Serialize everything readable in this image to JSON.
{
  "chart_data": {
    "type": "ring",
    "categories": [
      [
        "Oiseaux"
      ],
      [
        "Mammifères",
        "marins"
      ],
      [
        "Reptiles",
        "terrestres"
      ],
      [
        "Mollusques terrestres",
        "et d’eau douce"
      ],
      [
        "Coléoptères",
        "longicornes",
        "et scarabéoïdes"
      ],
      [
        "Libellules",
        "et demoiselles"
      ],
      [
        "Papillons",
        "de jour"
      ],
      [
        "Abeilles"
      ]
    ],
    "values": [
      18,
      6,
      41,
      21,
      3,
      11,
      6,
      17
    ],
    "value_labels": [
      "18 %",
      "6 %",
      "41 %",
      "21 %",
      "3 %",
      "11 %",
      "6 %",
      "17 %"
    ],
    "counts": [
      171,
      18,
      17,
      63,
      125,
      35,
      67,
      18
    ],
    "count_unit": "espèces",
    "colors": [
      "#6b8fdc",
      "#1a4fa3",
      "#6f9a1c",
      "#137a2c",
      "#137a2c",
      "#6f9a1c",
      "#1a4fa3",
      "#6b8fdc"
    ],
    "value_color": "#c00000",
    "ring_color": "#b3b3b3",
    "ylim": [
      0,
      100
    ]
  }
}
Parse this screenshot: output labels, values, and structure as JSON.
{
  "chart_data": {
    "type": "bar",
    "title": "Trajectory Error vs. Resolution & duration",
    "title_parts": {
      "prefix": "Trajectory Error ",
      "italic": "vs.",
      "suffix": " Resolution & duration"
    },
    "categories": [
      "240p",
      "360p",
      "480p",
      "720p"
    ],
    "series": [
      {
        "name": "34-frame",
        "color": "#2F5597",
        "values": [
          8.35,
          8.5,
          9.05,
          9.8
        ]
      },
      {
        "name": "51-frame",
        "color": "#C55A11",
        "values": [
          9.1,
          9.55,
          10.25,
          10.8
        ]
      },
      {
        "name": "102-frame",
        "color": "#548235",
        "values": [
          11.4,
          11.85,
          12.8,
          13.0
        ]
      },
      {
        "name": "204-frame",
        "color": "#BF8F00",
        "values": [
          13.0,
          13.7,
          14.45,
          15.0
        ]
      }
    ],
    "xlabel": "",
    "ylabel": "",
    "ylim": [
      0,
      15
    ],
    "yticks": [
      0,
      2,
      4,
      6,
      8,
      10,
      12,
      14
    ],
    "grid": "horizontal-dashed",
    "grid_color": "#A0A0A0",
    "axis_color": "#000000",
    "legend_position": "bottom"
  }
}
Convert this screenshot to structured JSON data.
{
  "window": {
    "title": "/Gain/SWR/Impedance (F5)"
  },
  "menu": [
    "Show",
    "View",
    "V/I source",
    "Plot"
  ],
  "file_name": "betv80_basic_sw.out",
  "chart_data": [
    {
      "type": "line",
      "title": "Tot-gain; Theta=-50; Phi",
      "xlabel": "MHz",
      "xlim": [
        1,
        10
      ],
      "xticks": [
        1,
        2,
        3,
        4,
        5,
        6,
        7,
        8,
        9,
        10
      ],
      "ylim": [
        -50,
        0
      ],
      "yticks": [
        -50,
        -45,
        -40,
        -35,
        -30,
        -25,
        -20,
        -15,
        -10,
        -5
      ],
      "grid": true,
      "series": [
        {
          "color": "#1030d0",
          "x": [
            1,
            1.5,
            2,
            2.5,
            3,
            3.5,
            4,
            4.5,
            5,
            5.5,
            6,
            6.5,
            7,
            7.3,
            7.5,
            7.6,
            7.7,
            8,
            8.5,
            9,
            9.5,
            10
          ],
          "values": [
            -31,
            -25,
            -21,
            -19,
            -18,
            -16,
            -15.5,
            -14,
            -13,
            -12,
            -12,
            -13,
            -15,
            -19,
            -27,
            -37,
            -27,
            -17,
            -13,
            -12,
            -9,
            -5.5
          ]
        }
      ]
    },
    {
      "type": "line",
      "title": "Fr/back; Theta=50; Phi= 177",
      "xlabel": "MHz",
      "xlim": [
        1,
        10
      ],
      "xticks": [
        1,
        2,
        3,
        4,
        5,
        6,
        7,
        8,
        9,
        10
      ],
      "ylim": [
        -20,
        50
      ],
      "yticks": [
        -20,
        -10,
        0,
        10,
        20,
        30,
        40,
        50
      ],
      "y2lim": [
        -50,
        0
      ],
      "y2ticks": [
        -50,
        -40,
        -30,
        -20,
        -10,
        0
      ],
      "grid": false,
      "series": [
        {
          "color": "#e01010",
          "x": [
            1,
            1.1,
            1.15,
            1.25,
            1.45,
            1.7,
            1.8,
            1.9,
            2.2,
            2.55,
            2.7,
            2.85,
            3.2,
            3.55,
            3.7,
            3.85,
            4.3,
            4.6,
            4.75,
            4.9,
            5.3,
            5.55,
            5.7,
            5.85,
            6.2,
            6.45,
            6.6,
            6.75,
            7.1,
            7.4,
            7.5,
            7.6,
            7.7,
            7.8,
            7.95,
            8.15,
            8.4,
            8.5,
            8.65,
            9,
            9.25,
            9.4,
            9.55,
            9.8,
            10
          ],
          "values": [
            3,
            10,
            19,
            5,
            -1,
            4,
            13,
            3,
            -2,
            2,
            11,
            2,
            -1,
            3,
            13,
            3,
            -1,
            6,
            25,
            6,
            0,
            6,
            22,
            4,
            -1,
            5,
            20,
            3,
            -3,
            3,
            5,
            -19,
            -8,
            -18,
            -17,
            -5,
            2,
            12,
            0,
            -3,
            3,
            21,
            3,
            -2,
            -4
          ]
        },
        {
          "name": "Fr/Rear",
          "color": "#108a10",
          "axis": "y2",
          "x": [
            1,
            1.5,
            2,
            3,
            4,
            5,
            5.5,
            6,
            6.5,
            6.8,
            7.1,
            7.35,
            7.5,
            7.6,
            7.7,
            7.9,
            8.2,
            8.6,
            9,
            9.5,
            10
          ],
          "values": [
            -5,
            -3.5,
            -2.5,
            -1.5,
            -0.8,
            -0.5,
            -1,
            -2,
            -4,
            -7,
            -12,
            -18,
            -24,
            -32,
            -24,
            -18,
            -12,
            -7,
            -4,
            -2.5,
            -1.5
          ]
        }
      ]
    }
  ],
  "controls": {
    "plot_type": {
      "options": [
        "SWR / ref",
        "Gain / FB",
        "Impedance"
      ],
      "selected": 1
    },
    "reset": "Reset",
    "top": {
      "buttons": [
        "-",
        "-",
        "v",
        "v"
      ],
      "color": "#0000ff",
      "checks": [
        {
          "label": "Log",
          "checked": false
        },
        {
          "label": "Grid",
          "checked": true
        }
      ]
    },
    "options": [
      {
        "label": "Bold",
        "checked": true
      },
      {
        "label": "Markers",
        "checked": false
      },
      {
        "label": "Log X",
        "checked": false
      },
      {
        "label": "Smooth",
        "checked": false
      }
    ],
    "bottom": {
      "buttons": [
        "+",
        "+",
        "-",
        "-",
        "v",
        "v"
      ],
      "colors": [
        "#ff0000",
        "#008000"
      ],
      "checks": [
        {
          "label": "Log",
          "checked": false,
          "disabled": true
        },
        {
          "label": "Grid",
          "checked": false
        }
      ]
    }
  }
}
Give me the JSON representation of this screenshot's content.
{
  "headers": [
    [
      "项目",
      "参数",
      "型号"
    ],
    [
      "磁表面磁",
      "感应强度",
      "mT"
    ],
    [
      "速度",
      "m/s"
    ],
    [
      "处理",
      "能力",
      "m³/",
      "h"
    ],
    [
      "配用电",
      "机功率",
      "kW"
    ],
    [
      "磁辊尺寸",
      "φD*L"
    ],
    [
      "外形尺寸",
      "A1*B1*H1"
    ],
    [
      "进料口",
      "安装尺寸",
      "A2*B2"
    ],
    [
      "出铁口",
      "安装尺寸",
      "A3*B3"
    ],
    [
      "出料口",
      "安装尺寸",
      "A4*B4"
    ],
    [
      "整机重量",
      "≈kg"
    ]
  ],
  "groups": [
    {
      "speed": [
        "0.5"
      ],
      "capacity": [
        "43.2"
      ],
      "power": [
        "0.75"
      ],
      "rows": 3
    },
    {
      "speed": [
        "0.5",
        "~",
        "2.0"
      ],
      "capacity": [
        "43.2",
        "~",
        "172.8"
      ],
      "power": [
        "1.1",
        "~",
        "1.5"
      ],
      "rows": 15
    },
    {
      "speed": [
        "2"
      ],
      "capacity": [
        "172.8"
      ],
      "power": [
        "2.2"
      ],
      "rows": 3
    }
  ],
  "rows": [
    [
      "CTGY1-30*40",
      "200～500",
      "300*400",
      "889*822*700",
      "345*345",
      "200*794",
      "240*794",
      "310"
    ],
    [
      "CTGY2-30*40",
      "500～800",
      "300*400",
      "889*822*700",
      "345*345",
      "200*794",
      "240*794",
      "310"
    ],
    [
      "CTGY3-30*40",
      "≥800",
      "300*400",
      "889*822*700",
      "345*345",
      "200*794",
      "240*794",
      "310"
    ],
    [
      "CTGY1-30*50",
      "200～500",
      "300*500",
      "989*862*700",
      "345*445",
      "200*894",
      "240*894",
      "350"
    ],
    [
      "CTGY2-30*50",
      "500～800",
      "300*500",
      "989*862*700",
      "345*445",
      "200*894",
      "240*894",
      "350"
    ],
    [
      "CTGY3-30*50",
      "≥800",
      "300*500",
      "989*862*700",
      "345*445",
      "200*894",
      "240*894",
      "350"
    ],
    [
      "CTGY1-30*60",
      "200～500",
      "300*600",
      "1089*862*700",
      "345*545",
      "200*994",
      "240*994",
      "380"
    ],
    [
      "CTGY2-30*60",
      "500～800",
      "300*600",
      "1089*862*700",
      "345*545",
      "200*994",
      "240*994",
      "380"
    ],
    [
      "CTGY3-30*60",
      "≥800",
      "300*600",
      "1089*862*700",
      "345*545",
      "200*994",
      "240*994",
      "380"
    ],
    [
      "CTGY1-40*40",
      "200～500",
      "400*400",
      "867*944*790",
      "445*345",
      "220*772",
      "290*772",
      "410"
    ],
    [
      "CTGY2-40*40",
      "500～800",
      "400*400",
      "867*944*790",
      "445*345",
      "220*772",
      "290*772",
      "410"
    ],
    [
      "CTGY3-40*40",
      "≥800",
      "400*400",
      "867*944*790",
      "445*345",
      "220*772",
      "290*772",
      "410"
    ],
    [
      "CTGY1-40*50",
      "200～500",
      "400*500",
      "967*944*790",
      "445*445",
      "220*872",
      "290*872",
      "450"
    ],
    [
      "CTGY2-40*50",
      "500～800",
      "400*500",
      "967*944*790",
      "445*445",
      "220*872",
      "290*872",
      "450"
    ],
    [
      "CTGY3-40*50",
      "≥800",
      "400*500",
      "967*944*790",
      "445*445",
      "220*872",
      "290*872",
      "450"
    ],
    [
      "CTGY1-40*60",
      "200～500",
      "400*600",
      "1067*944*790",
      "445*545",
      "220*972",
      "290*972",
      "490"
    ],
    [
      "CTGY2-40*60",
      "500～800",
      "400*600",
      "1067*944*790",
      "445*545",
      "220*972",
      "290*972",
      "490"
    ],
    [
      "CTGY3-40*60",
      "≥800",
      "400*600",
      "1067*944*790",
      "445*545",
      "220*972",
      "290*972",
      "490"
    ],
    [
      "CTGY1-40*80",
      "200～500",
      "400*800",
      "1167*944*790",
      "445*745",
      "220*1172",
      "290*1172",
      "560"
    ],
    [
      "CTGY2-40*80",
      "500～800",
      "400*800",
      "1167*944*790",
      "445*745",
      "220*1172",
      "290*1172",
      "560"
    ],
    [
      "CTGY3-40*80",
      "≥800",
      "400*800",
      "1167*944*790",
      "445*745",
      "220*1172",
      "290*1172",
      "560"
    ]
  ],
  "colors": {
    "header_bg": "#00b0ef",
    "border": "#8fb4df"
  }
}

----

Write out each line of the data that holds the string "this".

# THE RESULT:
Serialize everything readable in this image to JSON.
Parse this screenshot: output labels, values, and structure as JSON.
Convert this screenshot to structured JSON data.
Give me the JSON representation of this screenshot's content.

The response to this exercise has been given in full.